**STATED EXERCISE**
Repeat, exactly and completely, the entries shown underneath.

**PROVIDED INFORMATION**
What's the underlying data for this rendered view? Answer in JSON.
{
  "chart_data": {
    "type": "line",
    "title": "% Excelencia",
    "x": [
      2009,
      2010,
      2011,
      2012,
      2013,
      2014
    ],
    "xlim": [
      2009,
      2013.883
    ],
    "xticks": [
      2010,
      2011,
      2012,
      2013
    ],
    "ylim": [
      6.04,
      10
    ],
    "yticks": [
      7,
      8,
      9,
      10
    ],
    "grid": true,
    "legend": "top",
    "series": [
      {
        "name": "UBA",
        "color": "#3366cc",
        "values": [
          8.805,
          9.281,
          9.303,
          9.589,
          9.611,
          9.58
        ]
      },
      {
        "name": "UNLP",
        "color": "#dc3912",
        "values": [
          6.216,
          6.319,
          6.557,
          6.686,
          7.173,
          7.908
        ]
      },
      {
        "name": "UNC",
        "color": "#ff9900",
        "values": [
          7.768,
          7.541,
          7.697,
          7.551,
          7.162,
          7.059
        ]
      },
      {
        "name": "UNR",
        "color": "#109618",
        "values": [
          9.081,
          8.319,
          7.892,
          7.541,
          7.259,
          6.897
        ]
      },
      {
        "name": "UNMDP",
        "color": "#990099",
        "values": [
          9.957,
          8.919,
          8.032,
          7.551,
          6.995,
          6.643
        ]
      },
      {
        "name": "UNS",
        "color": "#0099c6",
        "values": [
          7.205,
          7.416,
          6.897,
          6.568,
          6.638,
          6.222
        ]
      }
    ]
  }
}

**SOLUTION FOR THIS PROBLEM**
What's the underlying data for this rendered view? Answer in JSON.
{
  "chart_data": {
    "type": "line",
    "title": "% Excelencia",
    "x": [
      2009,
      2010,
      2011,
      2012,
      2013,
      2014
    ],
    "xlim": [
      2009,
      2013.883
    ],
    "xticks": [
      2010,
      2011,
      2012,
      2013
    ],
    "ylim": [
      6.04,
      10
    ],
    "yticks": [
      7,
      8,
      9,
      10
    ],
    "grid": true,
    "legend": "top",
    "series": [
      {
        "name": "UBA",
        "color": "#3366cc",
        "values": [
          8.805,
          9.281,
          9.303,
          9.589,
          9.611,
          9.58
        ]
      },
      {
        "name": "UNLP",
        "color": "#dc3912",
        "values": [
          6.216,
          6.319,
          6.557,
          6.686,
          7.173,
          7.908
        ]
      },
      {
        "name": "UNC",
        "color": "#ff9900",
        "values": [
          7.768,
          7.541,
          7.697,
          7.551,
          7.162,
          7.059
        ]
      },
      {
        "name": "UNR",
        "color": "#109618",
        "values": [
          9.081,
          8.319,
          7.892,
          7.541,
          7.259,
          6.897
        ]
      },
      {
        "name": "UNMDP",
        "color": "#990099",
        "values": [
          9.957,
          8.919,
          8.032,
          7.551,
          6.995,
          6.643
        ]
      },
      {
        "name": "UNS",
        "color": "#0099c6",
        "values": [
          7.205,
          7.416,
          6.897,
          6.568,
          6.638,
          6.222
        ]
      }
    ]
  }
}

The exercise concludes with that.